*Teks Bacaan*:
——————

Tentu saja, kebulatan tekad itu harus disertai dengan kegiatan nyata. Waktu wuquf yang diawali sejak tergelincirnya matahari, yang dikenal dengan istilah ba’da al-zawal, memberi pesan kepada kita akan kecenderungan hati untuk senantiasa mendekatkan diri (muqarabah) pada Allah. Kecenderungan hati ini disertai dengan keyakinan mendalam bahwa dalam melakukan apa pun dan dalam keadaan apa pun, manusia senantiasa dalam pengawasan Allah dengan sebutan muraqabah.

 

Ketika seorang jamaah haji sampai pada waktu wuquf, sesungguhnya ia telah berada dalam tahap pendakian puncak kesadaran. Meminjam istilah ma’rifat dari al-Ghazali, jamaah haji di tahap ini memiliki kesempatan untuk melihat berbagai rahasia aturan Allah dan tanda-tanda kebesaran-Nya. Dalam prosesi wuquf di Arafah, seorang jamaah haji diperlihatkan oleh Allah secara langsung keteraturan pada setiap ciptaan-Nya.

——————

*Tugas Anda*:
- a) Jawablah pertanyaan berikut berdasarkan teks tentang wuquf:
(i) Istilah apa yang dipakai untuk waktu wuquf yang diawali sejak tergelincirnya matahari?
(ii) Apa sebutan bagi keyakinan bahwa manusia senantiasa dalam pengawasan Allah?
(iii) Dari siapa istilah ma’rifat dipinjam?
- b) Lanjutkan teks tentang wuquf setelah kalimat terakhirnya.
Baris-baris data tidak diperlukan untuk mengerjakan tugas.

(Cuplikan dari kumpulan anotasi tata letak)
——————

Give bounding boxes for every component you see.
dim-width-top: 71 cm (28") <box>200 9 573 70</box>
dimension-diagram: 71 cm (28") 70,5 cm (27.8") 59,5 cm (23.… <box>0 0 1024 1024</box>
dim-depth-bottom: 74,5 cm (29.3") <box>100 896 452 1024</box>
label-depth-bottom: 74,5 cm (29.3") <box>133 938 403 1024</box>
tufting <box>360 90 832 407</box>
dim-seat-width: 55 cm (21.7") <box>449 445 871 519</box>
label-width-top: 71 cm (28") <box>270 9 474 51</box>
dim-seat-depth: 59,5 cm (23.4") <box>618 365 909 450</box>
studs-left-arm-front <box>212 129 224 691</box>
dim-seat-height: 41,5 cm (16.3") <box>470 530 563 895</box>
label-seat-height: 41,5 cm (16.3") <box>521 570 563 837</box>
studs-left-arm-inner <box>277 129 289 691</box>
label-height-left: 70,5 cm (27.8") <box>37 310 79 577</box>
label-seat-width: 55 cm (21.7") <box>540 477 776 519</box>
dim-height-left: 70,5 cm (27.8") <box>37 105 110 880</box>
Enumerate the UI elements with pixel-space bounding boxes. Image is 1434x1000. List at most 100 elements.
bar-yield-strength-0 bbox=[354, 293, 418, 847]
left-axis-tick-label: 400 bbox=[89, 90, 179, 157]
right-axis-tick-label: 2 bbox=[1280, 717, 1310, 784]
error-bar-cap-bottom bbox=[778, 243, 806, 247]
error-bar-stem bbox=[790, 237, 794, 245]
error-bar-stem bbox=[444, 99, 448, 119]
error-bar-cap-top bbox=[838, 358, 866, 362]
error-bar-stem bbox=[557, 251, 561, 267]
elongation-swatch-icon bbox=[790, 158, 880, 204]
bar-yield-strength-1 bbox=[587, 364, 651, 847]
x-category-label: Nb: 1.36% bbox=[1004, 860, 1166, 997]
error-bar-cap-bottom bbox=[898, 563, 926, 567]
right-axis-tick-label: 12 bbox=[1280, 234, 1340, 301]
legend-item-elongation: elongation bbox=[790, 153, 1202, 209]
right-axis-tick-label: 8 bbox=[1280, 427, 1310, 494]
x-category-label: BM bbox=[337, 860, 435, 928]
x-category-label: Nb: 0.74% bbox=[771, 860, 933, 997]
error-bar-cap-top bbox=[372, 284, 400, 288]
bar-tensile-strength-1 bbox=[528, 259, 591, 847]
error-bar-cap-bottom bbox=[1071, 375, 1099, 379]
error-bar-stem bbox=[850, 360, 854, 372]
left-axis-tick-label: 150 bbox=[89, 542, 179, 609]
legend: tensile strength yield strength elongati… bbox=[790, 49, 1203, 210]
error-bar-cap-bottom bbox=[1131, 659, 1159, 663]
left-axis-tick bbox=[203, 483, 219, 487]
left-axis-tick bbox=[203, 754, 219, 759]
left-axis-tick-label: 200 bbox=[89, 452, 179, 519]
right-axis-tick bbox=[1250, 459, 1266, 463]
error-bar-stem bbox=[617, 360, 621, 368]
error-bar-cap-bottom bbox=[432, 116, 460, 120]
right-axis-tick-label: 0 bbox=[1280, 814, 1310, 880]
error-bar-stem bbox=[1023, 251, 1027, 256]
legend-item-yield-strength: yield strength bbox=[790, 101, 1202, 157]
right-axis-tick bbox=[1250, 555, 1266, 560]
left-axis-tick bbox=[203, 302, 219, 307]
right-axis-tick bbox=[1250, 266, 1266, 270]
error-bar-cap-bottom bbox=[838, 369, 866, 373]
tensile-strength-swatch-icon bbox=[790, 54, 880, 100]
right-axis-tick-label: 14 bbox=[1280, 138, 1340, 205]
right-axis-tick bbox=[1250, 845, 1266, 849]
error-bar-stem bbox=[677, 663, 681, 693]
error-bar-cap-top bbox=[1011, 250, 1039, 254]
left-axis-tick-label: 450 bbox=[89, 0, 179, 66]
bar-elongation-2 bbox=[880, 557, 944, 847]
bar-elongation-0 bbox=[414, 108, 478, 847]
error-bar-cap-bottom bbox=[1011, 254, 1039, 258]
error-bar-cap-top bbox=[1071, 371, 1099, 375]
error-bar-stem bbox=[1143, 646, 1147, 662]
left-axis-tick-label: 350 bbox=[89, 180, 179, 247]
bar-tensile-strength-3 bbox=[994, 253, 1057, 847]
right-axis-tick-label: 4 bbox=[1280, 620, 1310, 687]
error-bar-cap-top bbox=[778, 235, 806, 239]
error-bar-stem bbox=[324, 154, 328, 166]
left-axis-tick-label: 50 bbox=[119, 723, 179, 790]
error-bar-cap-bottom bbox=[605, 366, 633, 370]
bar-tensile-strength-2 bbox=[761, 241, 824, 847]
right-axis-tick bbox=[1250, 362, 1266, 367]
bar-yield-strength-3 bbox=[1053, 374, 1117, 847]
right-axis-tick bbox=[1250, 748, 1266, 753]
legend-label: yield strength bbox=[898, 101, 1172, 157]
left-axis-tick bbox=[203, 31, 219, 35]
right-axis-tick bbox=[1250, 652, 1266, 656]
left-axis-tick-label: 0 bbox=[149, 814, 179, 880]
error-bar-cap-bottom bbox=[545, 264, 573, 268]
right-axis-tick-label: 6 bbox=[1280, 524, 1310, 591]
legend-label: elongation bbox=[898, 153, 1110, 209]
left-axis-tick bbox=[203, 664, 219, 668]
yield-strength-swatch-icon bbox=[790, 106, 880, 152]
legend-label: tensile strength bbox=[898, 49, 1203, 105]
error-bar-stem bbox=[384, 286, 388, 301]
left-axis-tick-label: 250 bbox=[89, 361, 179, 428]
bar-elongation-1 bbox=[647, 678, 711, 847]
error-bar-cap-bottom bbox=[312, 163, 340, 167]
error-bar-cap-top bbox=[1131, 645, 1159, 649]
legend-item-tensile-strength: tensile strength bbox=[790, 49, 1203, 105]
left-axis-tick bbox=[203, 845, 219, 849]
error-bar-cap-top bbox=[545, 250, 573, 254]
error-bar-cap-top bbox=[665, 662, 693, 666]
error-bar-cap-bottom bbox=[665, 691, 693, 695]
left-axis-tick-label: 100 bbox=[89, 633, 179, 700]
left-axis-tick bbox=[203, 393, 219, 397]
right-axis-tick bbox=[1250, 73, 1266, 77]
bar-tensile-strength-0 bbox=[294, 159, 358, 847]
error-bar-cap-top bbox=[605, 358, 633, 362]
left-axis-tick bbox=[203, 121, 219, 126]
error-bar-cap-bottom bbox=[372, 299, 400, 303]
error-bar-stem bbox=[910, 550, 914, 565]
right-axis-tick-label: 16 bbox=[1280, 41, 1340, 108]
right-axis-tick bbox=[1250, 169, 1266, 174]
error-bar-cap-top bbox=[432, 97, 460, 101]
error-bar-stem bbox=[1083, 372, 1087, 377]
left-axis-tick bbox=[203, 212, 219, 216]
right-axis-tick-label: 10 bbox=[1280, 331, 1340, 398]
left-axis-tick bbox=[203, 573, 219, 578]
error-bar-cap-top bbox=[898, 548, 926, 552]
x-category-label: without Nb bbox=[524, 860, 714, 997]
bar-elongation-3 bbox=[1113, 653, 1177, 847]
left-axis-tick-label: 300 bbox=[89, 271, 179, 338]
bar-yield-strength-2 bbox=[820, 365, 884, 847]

——————

*Jawaban Latihan*:
- a)
(i) Ba’da al-zawal.
(ii) Muraqabah.
(iii) Al-Ghazali.

- b)
Bagi mereka yang sanggup menembus rahasia-rahasia keilahian saat haji dan mampu mencapai puncak kesadaran dalam ibadah hajinya, maka dia akan memasuki fase baru dalam hidupnya. Hidupnya akan berubah secara signifikan. Segala perilakunya diarahkan untuk melampaui apa yang selama ini menjadi kebiasaan yang lumrah. Seorang yang berhasil mencapai puncak kesadaran akan berusaha menembus dan melampaui batas-batas kelumrahan yang selama ini dikerjakan. Mereka menjadi sangat mudah melakukan hal-hal baik yang sebelumnya terasa berat dilakukan. Misalnya, dia mudah membantu orang lain sekalipun orang lain itu tidak pernah memberikan sesuatu padanya. Mereka juga mudah memberikan maaf sekalipun terhadap orang yang sering melakukan aniaya terhadapnya. Atau, mereka berusaha tetap membangun silaturrahim dengan orang yang telah sengaja memutus hubungan dengannya.

 

Haji yang sanggup melampaui prosesi ibadah fisik dan mampu menangkap berbagai rahasia agung ilahiyah inilah yang akan mengantar seseorang pada puncak kesadaran spiritual tertinggi. Di level ini, haji akan melahirkan manusia-manusia baru dengan kualitas ruhani dan perilaku yang istimewa. Inilah yang disebut haji mabrur, yang tidak ada imbalan apa pun yang layak baginya kecuali surga dari Allah swt.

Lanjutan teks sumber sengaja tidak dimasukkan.